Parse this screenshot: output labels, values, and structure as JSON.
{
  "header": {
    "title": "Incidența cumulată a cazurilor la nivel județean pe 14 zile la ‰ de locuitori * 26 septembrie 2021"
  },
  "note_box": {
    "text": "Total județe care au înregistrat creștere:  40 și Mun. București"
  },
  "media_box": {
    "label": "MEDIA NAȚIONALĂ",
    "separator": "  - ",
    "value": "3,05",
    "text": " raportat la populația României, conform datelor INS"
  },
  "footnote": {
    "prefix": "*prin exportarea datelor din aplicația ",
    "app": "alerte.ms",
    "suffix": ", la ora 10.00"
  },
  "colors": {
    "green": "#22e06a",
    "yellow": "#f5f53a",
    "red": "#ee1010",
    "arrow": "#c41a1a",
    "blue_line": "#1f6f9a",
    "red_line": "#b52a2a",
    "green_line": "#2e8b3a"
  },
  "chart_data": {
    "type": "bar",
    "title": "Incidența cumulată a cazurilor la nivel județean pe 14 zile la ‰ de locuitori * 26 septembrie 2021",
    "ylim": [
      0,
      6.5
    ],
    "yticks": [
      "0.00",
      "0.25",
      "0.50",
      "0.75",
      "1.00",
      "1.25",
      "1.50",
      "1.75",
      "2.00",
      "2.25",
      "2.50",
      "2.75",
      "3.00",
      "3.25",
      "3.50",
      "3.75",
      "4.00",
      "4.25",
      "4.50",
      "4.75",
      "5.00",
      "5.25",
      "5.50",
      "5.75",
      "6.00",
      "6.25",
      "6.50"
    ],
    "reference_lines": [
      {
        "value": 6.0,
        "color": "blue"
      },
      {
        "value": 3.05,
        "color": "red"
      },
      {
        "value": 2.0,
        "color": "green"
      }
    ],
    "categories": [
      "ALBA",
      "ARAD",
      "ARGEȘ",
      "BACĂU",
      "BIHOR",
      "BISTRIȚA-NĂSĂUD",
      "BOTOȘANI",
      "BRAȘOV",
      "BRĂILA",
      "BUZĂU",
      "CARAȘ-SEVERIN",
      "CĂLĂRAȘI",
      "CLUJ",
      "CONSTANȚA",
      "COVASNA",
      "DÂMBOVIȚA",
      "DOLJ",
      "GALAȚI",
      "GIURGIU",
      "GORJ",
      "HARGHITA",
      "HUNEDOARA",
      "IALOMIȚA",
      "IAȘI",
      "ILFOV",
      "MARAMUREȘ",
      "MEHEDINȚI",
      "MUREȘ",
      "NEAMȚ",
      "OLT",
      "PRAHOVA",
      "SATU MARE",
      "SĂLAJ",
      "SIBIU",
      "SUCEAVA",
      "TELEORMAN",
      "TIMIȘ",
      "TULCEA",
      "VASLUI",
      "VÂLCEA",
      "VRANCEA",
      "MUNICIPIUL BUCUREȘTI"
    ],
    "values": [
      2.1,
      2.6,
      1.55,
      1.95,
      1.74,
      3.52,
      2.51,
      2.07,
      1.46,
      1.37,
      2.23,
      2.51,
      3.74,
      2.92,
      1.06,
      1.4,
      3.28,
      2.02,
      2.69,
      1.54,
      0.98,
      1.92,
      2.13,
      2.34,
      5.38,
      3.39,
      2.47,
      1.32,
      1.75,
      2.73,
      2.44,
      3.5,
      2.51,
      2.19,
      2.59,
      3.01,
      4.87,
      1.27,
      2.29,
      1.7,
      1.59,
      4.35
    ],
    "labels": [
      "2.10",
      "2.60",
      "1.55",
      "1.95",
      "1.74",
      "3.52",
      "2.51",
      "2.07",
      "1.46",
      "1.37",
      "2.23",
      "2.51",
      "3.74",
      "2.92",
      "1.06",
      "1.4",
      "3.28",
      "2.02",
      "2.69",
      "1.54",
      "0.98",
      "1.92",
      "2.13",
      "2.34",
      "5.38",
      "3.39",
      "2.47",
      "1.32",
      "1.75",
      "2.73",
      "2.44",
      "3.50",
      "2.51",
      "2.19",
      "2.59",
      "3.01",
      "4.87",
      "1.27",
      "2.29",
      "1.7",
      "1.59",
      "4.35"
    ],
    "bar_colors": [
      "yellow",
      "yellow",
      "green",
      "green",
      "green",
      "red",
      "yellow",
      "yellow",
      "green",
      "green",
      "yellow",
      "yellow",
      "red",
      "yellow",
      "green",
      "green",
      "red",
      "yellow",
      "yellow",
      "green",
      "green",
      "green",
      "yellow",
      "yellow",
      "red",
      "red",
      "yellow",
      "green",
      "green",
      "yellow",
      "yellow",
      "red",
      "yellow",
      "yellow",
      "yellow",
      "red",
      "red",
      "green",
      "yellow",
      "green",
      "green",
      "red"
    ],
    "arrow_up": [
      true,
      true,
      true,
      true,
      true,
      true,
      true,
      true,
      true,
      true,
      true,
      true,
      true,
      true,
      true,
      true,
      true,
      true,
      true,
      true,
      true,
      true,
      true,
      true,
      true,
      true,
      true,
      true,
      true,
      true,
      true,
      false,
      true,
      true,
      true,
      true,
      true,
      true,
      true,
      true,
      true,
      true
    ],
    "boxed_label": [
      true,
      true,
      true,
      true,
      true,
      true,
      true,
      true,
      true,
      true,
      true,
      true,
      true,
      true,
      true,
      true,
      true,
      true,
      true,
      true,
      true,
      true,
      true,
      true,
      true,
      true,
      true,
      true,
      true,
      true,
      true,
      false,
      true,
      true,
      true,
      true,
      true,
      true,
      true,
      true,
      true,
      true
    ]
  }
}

- _Written instruction_
For the listing above, identify each line bearing "title".

- _Response to this task_
    "title": "Incidența cumulată a cazurilor la nivel județean pe 14 zile la ‰ de locuitori * 26 septembrie 2021"
    "title": "Incidența cumulată a cazurilor la nivel județean pe 14 zile la ‰ de locuitori * 26 septembrie 2021",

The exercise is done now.